*Text excerpt*.

Further conditions for use are specified in the metadata field “Rights Management,” with the supplementary “Contact Information” field directly below it. The letters are all in the public domain, so concerns about copyright do not exist, except in the case of scholarly transcripts, which in we first gain permission to use before including in the database.  The descriptive metadata culled from the card catalog records fills in many of the descriptive fields. Several of these fields use Library of Congress subject headings and controlled vocabulary for names.

The typed transcripts from Toledo have been scanned using the Ricoh scanner at 300 ppi, and then processed by OCR software, ABBYY FineReader 8.0. The OCR files are being carefully edited against the original transcript, since the purpose of using Cheney’s transcripts is to preserve his carefully executed scholarly work.  After editing, the transcript as a whole is inserted into the record in a metadata field “Transcript,” with appropriate HTML tags to indicate page breaks. This text is fully searchable.

Additionally, each individual page record has its particular section of the transcript duplicated and located in the metadata field directly below the image. In this way, the reader can quickly see which text appears on that particular page, but the entire transcript is also available for reference on each page of the letter. References to Cheney and Toledo are made in “Transcript by” and “Transcript location” fields.

If transcripts from Cheney or other scholars are not available, other transcripts (e.g., those done by Luther Brewer) are used when available. If no transcript previously exists, a new one is created and checked for accuracy.  In either case, the image of the original letter is available for personal interpretation of the letter’s content.

Finally, RDF (Resource Description Framework) tags is periodically extracted from the metadata to integrate Leigh Hunt Online: The Letters with the Networked Infrastructure for Nineteenth-century Electronic Scholarship (NINES) project. The NINES project has guidelines and standards for creating and transforming metadata into their required RDF format. RDF tags are part of the push toward the Semantic Web experience, which allows data to be shared and reused across applications.

*What to work on*.
- 1) Can you reproduce the Leigh Hunt letters text, everything from "Finally, RDF (Resource" down to "reused across applications."?
- 2) What comes next in the Leigh Hunt letters text after its final sentence? Write the continuation.

*Material provided*.

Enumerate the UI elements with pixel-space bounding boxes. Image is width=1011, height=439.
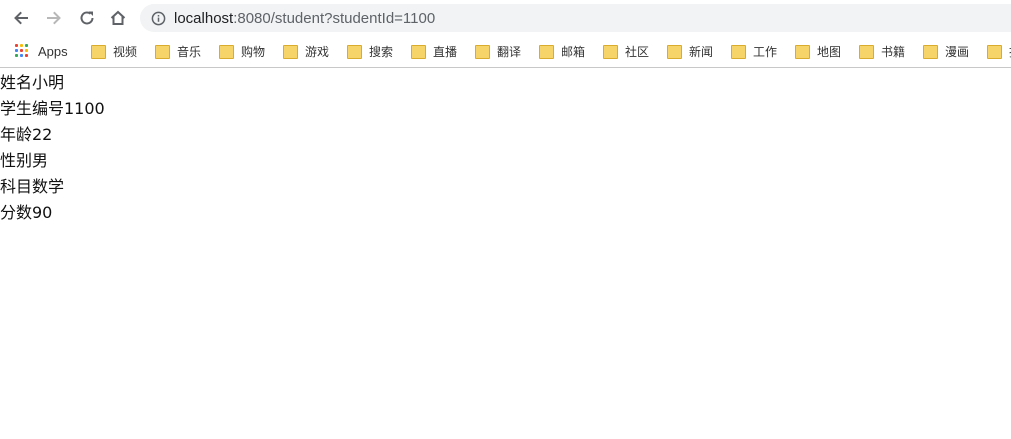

*Task-by-task outputs*.
- 1)
Finally, RDF (Resource Description Framework) tags is periodically extracted from the metadata to integrate Leigh Hunt Online: The Letters with the Networked Infrastructure for Nineteenth-century Electronic Scholarship (NINES) project. The NINES project has guidelines and standards for creating and transforming metadata into their required RDF format. RDF tags are part of the push toward the Semantic Web experience, which allows data to be shared and reused across applications.

- 2)
The long-term home for this project is on the Libraries’ servers. Projects currently being developed with the Digital Library Services department must meet their requirements for using CONTENTdm software.  This ensures interoperability and permits any future migration to upgraded or other software. The library is committed to showcasing and digitizing its unique collections to contribute to the information community. Leigh Hunt Online: The Letters does just that.

 

As a digital project, Leigh Hunt Online: The Letters is naturally disseminated over the Internet.  The project is indexed through open-access initiatives and harvested by search engines like Google, which allows the actual content of the letters to attract users.  The project is also included in the NINES project, which collates resources such as the Walt Whitman Archive and the Blake Archive. This will generate new and different contextual intersections with digital materials originating from the same time period and also ensure that scholars looking for resources on Romantic and Victorian literary figures will not overlook Leigh Hunt Online: The Letters since these letters often cast light on people other than Hunt himself.